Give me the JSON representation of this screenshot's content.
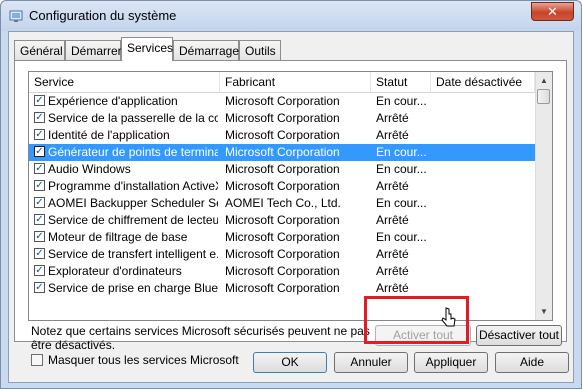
{
  "window": {
    "title": "Configuration du système",
    "close": "✕"
  },
  "tabs": [
    "Général",
    "Démarrer",
    "Services",
    "Démarrage",
    "Outils"
  ],
  "columns": [
    "Service",
    "Fabricant",
    "Statut",
    "Date désactivée"
  ],
  "rows": [
    {
      "service": "Expérience d'application",
      "maker": "Microsoft Corporation",
      "status": "En cour..."
    },
    {
      "service": "Service de la passerelle de la co...",
      "maker": "Microsoft Corporation",
      "status": "Arrêté"
    },
    {
      "service": "Identité de l'application",
      "maker": "Microsoft Corporation",
      "status": "Arrêté"
    },
    {
      "service": "Générateur de points de termina...",
      "maker": "Microsoft Corporation",
      "status": "En cour...",
      "selected": true
    },
    {
      "service": "Audio Windows",
      "maker": "Microsoft Corporation",
      "status": "En cour..."
    },
    {
      "service": "Programme d'installation ActiveX...",
      "maker": "Microsoft Corporation",
      "status": "Arrêté"
    },
    {
      "service": "AOMEI Backupper Scheduler Ser...",
      "maker": "AOMEI Tech Co., Ltd.",
      "status": "En cour..."
    },
    {
      "service": "Service de chiffrement de lecteu...",
      "maker": "Microsoft Corporation",
      "status": "Arrêté"
    },
    {
      "service": "Moteur de filtrage de base",
      "maker": "Microsoft Corporation",
      "status": "En cour..."
    },
    {
      "service": "Service de transfert intelligent e...",
      "maker": "Microsoft Corporation",
      "status": "Arrêté"
    },
    {
      "service": "Explorateur d'ordinateurs",
      "maker": "Microsoft Corporation",
      "status": "Arrêté"
    },
    {
      "service": "Service de prise en charge Bluet...",
      "maker": "Microsoft Corporation",
      "status": "Arrêté"
    }
  ],
  "note": "Notez que certains services Microsoft sécurisés peuvent ne pas être désactivés.",
  "enable_all": "Activer tout",
  "disable_all": "Désactiver tout",
  "hide_ms": "Masquer tous les services Microsoft",
  "buttons": {
    "ok": "OK",
    "cancel": "Annuler",
    "apply": "Appliquer",
    "help": "Aide"
  },
  "check_mark": "✓"
}
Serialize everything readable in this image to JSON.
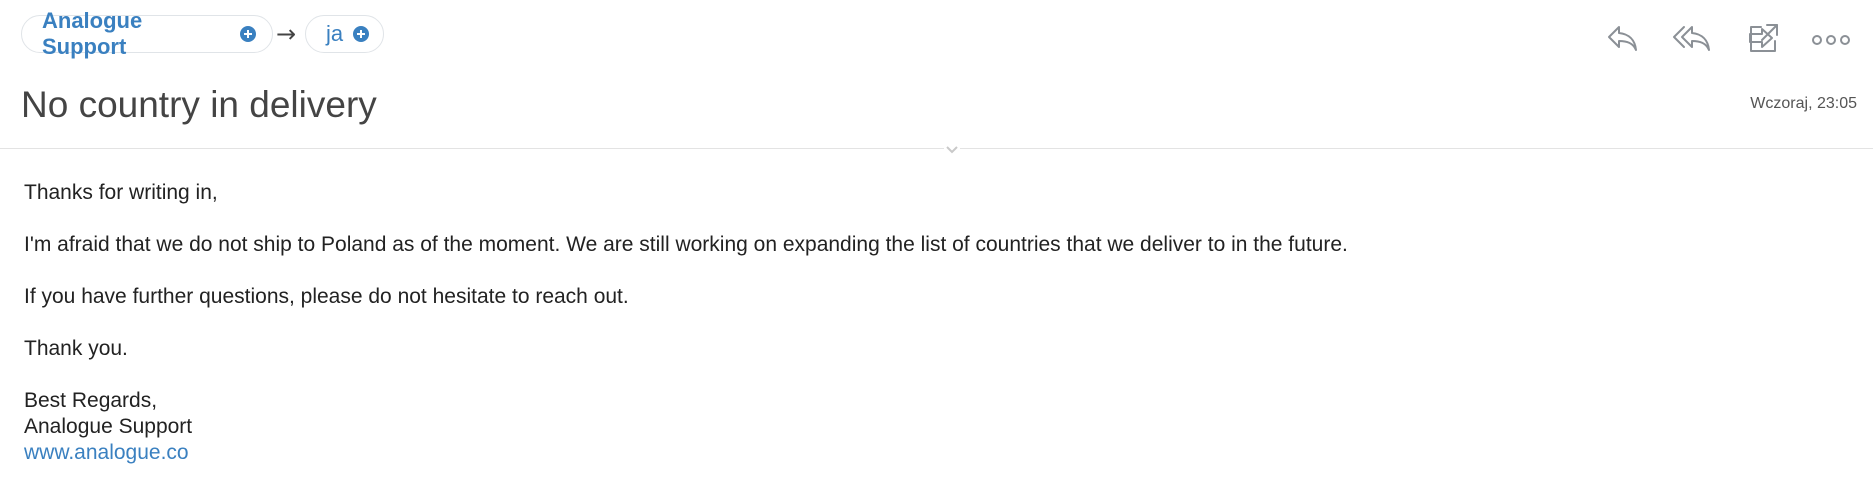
{
  "header": {
    "sender": "Analogue Support",
    "arrow": "→",
    "recipient": "ja"
  },
  "toolbar": {
    "icons": [
      "reply-icon",
      "reply-all-icon",
      "forward-icon",
      "open-external-icon",
      "more-icon"
    ]
  },
  "message": {
    "subject": "No country in delivery",
    "date": "Wczoraj, 23:05",
    "greeting": "Thanks for writing in,",
    "paragraph_1": "I'm afraid that we do not ship to Poland as of the moment. We are still working on expanding the list of countries that we deliver to in the future.",
    "paragraph_2": "If you have further questions, please do not hesitate to reach out.",
    "paragraph_3": "Thank you.",
    "signature": {
      "closing": "Best Regards,",
      "name": "Analogue Support",
      "link": "www.analogue.co"
    }
  },
  "colors": {
    "accent": "#3a80c0",
    "icon": "#8b9096",
    "subject": "#444444"
  }
}
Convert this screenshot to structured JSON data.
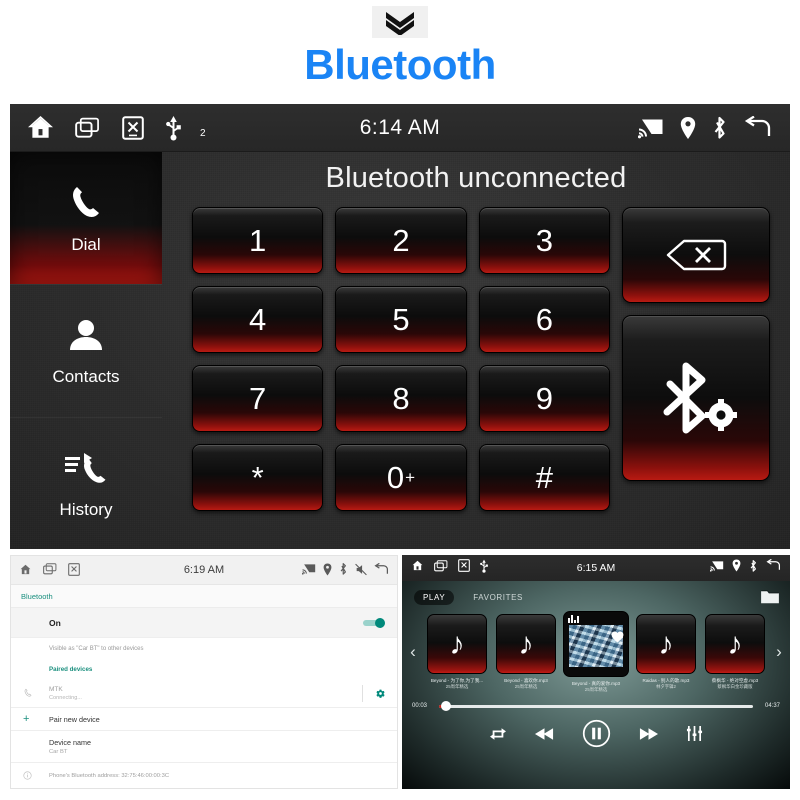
{
  "header": {
    "title": "Bluetooth",
    "chevron_icon": "double-chevron-down-icon",
    "accent_color": "#1a84f5"
  },
  "bt_screen": {
    "statusbar": {
      "time": "6:14 AM",
      "left_icons": [
        "home-icon",
        "recent-apps-icon",
        "close-box-icon",
        "usb-icon"
      ],
      "usb_badge": "2",
      "right_icons": [
        "cast-icon",
        "location-icon",
        "bluetooth-icon",
        "back-icon"
      ]
    },
    "sidebar": {
      "items": [
        {
          "label": "Dial",
          "icon": "phone-handset-icon",
          "selected": true
        },
        {
          "label": "Contacts",
          "icon": "person-icon",
          "selected": false
        },
        {
          "label": "History",
          "icon": "call-history-icon",
          "selected": false
        }
      ]
    },
    "status_text": "Bluetooth unconnected",
    "keypad": [
      {
        "key": "1"
      },
      {
        "key": "2"
      },
      {
        "key": "3"
      },
      {
        "key": "4"
      },
      {
        "key": "5"
      },
      {
        "key": "6"
      },
      {
        "key": "7"
      },
      {
        "key": "8"
      },
      {
        "key": "9"
      },
      {
        "key": "*"
      },
      {
        "key": "0",
        "sup": "+"
      },
      {
        "key": "#"
      }
    ],
    "side_keys": [
      {
        "name": "backspace",
        "icon": "backspace-icon"
      },
      {
        "name": "bluetooth-settings",
        "icon": "bluetooth-gear-icon"
      }
    ]
  },
  "settings_panel": {
    "statusbar": {
      "time": "6:19 AM",
      "left_icons": [
        "home-icon",
        "recent-apps-icon",
        "close-box-icon"
      ],
      "right_icons": [
        "cast-icon",
        "location-icon",
        "bluetooth-icon",
        "mute-icon",
        "back-icon"
      ]
    },
    "title": "Bluetooth",
    "accent_color": "#1a8f7e",
    "toggle_label": "On",
    "toggle_on": true,
    "visible_text": "Visible as \"Car BT\" to other devices",
    "paired_header": "Paired devices",
    "paired_device": {
      "name": "MTK",
      "status": "Connecting...",
      "icon": "phone-handset-icon",
      "gear": "gear-icon"
    },
    "pair_new": "Pair new device",
    "device_name_label": "Device name",
    "device_name_value": "Car BT",
    "address_text": "Phone's Bluetooth address: 32:75:46:00:00:3C"
  },
  "music_panel": {
    "statusbar": {
      "time": "6:15 AM",
      "left_icons": [
        "home-icon",
        "recent-apps-icon",
        "close-box-icon",
        "usb-icon"
      ],
      "right_icons": [
        "cast-icon",
        "location-icon",
        "bluetooth-icon",
        "back-icon"
      ]
    },
    "tabs": [
      {
        "label": "PLAY",
        "active": true
      },
      {
        "label": "FAVORITES",
        "active": false
      }
    ],
    "folder_icon": "folder-icon",
    "carousel": {
      "prev_icon": "chevron-left-icon",
      "next_icon": "chevron-right-icon",
      "items": [
        {
          "title": "Beyond - 为了你,为了我...",
          "subtitle": "25周年精选",
          "art": "note",
          "current": false
        },
        {
          "title": "Beyond - 喜欢你.mp3",
          "subtitle": "25周年精选",
          "art": "note",
          "current": false
        },
        {
          "title": "Beyond - 真的爱你.mp3",
          "subtitle": "25周年精选",
          "art": "album",
          "current": true
        },
        {
          "title": "Raidas - 别人的歌.mp3",
          "subtitle": "林夕字辑2",
          "art": "note",
          "current": false
        },
        {
          "title": "蔡枫华 - 绝对空虚.mp3",
          "subtitle": "蔡枫华白金珍藏版",
          "art": "note",
          "current": false
        }
      ]
    },
    "progress": {
      "elapsed": "00:03",
      "total": "04:37",
      "percent": 1.5
    },
    "controls": [
      {
        "name": "repeat",
        "icon": "repeat-icon"
      },
      {
        "name": "rewind",
        "icon": "rewind-icon"
      },
      {
        "name": "pause",
        "icon": "pause-circle-icon"
      },
      {
        "name": "forward",
        "icon": "fast-forward-icon"
      },
      {
        "name": "equalizer",
        "icon": "equalizer-icon"
      }
    ]
  }
}
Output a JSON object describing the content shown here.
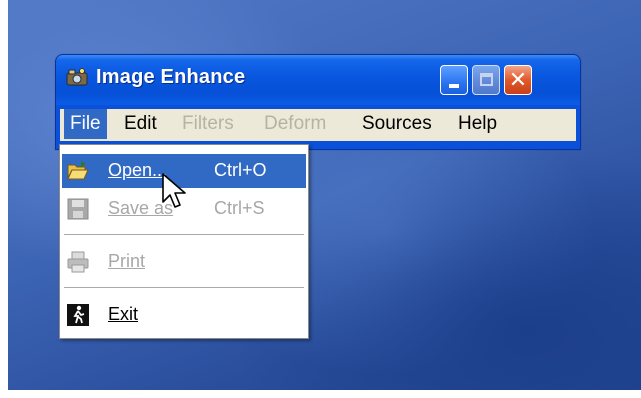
{
  "window": {
    "title": "Image Enhance",
    "title_color": "#ffffff",
    "titlebar_color": "#0a58e0",
    "close_glyph": "✕"
  },
  "menubar": {
    "items": [
      {
        "label": "File",
        "state": "active"
      },
      {
        "label": "Edit",
        "state": "enabled"
      },
      {
        "label": "Filters",
        "state": "disabled"
      },
      {
        "label": "Deform",
        "state": "disabled"
      },
      {
        "label": "Sources",
        "state": "enabled"
      },
      {
        "label": "Help",
        "state": "enabled"
      }
    ]
  },
  "file_menu": {
    "items": [
      {
        "label": "Open...",
        "mnemonic": "O",
        "accelerator": "Ctrl+O",
        "icon": "open-folder-icon",
        "state": "highlighted"
      },
      {
        "label": "Save as",
        "mnemonic": "S",
        "accelerator": "Ctrl+S",
        "icon": "floppy-disk-icon",
        "state": "disabled"
      },
      {
        "label": "Print",
        "mnemonic": "P",
        "accelerator": "",
        "icon": "printer-icon",
        "state": "disabled"
      },
      {
        "label": "Exit",
        "mnemonic": "E",
        "accelerator": "",
        "icon": "exit-door-icon",
        "state": "enabled"
      }
    ]
  },
  "colors": {
    "highlight": "#316ac5",
    "menu_bg": "#ece9d8",
    "disabled_text": "#a7a7a7",
    "desktop_blue": "#3c64b4"
  }
}
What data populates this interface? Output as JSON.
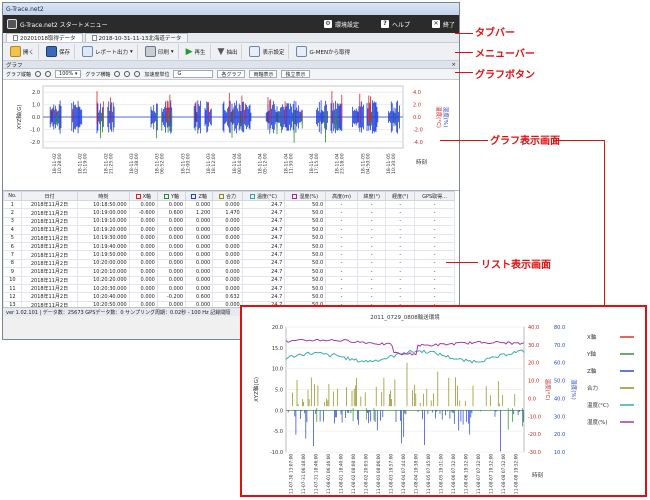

· · · · ·

In the records above, find the lines containing "selected" and copy them.

TASK ANSWER:
      "selected": true
          "selected": true
          "selected": false
          "selected": false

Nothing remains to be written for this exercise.